(begin)
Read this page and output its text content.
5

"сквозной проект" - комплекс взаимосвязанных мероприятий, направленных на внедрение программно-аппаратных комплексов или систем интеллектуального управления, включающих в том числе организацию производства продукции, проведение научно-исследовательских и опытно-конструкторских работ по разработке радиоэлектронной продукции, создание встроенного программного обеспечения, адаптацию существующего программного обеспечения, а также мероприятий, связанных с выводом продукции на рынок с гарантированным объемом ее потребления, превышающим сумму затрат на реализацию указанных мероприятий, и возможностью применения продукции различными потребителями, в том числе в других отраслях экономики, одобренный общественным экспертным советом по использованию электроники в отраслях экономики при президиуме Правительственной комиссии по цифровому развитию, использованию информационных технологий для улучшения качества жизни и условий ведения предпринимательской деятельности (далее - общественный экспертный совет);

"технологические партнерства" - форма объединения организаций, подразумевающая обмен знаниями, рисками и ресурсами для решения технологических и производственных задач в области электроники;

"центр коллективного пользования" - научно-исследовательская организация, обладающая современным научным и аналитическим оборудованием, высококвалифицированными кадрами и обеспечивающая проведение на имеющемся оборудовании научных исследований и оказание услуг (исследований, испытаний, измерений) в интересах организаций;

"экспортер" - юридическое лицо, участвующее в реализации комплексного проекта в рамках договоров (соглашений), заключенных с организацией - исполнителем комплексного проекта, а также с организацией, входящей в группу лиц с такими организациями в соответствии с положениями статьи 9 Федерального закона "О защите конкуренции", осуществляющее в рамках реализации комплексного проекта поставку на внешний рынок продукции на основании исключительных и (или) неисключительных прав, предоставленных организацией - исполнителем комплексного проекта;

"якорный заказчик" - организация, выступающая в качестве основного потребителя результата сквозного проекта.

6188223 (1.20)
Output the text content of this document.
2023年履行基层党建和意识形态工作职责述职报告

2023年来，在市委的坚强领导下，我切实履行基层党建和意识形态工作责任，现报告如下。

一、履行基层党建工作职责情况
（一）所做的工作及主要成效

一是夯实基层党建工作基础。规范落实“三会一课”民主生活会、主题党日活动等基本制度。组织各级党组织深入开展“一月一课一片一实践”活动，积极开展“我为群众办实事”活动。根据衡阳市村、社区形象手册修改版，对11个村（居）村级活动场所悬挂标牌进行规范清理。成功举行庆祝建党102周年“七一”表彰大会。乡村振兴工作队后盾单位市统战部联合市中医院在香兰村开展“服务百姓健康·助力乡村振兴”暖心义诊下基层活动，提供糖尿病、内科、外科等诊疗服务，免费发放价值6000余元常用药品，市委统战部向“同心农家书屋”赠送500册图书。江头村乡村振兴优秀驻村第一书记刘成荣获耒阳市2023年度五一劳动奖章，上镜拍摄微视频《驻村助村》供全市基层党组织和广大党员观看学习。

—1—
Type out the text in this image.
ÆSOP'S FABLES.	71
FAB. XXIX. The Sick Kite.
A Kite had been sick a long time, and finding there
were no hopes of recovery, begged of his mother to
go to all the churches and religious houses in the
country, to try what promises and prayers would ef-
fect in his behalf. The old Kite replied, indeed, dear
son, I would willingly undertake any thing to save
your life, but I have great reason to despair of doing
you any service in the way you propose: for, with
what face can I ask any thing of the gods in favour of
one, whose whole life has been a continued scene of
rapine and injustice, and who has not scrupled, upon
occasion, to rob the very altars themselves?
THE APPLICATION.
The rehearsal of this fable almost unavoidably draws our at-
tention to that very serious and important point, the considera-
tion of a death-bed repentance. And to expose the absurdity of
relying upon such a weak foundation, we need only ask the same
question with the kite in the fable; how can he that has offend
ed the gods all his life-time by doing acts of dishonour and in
(end)
-- Exercise requirements --
Everything from the line that contains "Type out the text in this image." through the end of the records must be duplicated exactly, and nothing outside that range.

-- Worked solution --
Type out the text in this image.
ÆSOP'S FABLES.	71
FAB. XXIX. The Sick Kite.
A Kite had been sick a long time, and finding there
were no hopes of recovery, begged of his mother to
go to all the churches and religious houses in the
country, to try what promises and prayers would ef-
fect in his behalf. The old Kite replied, indeed, dear
son, I would willingly undertake any thing to save
your life, but I have great reason to despair of doing
you any service in the way you propose: for, with
what face can I ask any thing of the gods in favour of
one, whose whole life has been a continued scene of
rapine and injustice, and who has not scrupled, upon
occasion, to rob the very altars themselves?
THE APPLICATION.
The rehearsal of this fable almost unavoidably draws our at-
tention to that very serious and important point, the considera-
tion of a death-bed repentance. And to expose the absurdity of
relying upon such a weak foundation, we need only ask the same
question with the kite in the fable; how can he that has offend
ed the gods all his life-time by doing acts of dishonour and in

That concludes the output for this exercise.